→ THE EXERCISE: Please render the data from its first line up to and including the line with "data-label: 4,46 — [143, 206, 175, 226]" as a Markdown table with two columns, Row and Data line, numbering each line and leaving out blank lines.

→ SUPPLIED MATERIAL:
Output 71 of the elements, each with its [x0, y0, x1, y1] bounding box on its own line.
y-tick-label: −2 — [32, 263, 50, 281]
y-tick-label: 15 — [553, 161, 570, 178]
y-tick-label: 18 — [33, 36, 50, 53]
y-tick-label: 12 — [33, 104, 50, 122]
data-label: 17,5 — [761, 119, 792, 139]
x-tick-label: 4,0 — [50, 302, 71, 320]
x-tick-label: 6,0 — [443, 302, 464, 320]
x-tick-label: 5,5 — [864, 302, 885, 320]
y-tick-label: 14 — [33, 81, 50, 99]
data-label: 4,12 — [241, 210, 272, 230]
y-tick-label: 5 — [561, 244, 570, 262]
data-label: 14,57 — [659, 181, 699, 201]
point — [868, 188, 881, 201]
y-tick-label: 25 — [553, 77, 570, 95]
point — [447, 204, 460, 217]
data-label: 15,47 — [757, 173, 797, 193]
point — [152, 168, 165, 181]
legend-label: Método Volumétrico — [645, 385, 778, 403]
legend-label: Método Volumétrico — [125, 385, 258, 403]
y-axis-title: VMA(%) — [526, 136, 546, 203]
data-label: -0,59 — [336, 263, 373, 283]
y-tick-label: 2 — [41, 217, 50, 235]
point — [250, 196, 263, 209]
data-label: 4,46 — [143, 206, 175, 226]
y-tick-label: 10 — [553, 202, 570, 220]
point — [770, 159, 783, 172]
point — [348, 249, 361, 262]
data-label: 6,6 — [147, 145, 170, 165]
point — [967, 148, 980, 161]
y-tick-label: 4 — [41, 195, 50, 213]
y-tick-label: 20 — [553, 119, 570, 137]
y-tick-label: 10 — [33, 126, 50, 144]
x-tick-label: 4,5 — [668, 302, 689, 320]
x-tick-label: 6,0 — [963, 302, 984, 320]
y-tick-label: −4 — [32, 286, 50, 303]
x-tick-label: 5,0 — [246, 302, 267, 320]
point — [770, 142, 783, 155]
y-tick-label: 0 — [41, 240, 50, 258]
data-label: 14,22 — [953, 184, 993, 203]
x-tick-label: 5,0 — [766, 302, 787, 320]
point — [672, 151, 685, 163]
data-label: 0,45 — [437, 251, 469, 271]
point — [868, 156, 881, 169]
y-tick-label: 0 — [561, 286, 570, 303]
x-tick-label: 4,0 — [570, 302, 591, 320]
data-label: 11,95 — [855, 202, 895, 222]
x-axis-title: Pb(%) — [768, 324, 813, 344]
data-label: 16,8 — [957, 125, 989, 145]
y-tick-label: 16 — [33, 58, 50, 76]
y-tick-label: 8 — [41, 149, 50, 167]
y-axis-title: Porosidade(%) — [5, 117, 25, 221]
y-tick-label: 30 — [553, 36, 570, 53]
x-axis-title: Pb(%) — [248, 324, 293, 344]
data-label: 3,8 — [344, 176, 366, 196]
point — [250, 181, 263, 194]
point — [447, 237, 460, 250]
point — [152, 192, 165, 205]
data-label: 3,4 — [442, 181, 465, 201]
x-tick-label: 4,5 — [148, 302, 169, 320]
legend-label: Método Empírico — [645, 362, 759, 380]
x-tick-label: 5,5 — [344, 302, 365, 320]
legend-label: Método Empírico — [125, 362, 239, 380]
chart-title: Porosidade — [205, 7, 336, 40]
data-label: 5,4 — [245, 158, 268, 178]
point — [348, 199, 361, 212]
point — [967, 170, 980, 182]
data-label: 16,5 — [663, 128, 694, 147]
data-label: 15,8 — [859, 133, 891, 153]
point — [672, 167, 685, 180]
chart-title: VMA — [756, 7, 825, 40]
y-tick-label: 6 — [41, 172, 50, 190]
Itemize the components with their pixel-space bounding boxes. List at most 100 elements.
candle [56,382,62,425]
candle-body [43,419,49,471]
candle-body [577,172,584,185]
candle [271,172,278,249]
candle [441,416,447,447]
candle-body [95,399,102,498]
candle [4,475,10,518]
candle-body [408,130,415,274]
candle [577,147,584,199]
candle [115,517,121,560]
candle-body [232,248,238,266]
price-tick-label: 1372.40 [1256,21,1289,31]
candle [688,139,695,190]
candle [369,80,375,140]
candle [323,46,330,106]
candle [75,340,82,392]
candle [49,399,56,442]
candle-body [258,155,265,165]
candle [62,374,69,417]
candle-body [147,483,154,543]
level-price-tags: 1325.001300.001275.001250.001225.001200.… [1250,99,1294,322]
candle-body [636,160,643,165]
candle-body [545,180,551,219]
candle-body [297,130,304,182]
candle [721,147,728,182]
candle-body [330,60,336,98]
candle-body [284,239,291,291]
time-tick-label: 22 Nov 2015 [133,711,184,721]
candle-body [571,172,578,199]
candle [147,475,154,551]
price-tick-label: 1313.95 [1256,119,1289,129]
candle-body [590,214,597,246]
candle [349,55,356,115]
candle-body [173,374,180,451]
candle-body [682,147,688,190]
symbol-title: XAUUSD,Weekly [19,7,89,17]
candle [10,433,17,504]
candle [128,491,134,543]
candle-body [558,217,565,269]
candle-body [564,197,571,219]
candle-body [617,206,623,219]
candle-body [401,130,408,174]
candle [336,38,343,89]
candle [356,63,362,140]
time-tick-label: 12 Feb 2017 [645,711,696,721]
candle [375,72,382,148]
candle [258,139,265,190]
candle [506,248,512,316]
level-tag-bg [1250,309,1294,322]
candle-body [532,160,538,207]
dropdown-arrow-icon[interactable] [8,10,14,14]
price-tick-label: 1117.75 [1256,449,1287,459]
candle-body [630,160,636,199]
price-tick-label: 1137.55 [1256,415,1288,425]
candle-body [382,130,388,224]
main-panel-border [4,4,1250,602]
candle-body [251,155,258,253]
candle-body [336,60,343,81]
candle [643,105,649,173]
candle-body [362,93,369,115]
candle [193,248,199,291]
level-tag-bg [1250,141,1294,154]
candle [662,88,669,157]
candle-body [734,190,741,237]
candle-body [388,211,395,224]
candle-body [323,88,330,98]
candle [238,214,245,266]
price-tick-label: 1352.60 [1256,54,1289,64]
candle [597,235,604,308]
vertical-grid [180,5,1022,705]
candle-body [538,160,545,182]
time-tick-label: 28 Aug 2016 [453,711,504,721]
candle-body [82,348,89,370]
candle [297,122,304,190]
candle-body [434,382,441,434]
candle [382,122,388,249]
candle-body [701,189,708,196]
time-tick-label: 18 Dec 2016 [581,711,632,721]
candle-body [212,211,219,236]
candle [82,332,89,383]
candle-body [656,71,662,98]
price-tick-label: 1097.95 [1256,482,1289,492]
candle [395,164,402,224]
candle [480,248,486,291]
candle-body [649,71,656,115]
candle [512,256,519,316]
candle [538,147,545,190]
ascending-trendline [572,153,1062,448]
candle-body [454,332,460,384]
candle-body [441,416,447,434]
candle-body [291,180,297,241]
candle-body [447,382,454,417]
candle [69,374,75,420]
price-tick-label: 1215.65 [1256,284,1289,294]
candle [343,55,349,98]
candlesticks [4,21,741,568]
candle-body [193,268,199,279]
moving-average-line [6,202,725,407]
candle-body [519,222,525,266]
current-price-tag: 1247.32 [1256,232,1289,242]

→ FINAL RESULT:
| Row | Data line |
|---|---|
| 1 | Output 71 of the elements, each with its [x0, y0, x1, y1] bounding box on its own line. |
| 2 | y-tick-label: −2 — [32, 263, 50, 281] |
| 3 | y-tick-label: 15 — [553, 161, 570, 178] |
| 4 | y-tick-label: 18 — [33, 36, 50, 53] |
| 5 | y-tick-label: 12 — [33, 104, 50, 122] |
| 6 | data-label: 17,5 — [761, 119, 792, 139] |
| 7 | x-tick-label: 4,0 — [50, 302, 71, 320] |
| 8 | x-tick-label: 6,0 — [443, 302, 464, 320] |
| 9 | x-tick-label: 5,5 — [864, 302, 885, 320] |
| 10 | y-tick-label: 14 — [33, 81, 50, 99] |
| 11 | data-label: 4,12 — [241, 210, 272, 230] |
| 12 | y-tick-label: 5 — [561, 244, 570, 262] |
| 13 | data-label: 14,57 — [659, 181, 699, 201] |
| 14 | point — [868, 188, 881, 201] |
| 15 | y-tick-label: 25 — [553, 77, 570, 95] |
| 16 | point — [447, 204, 460, 217] |
| 17 | data-label: 15,47 — [757, 173, 797, 193] |
| 18 | point — [152, 168, 165, 181] |
| 19 | legend-label: Método Volumétrico — [645, 385, 778, 403] |
| 20 | legend-label: Método Volumétrico — [125, 385, 258, 403] |
| 21 | y-axis-title: VMA(%) — [526, 136, 546, 203] |
| 22 | data-label: -0,59 — [336, 263, 373, 283] |
| 23 | y-tick-label: 2 — [41, 217, 50, 235] |
| 24 | point — [250, 196, 263, 209] |
| 25 | data-label: 4,46 — [143, 206, 175, 226] |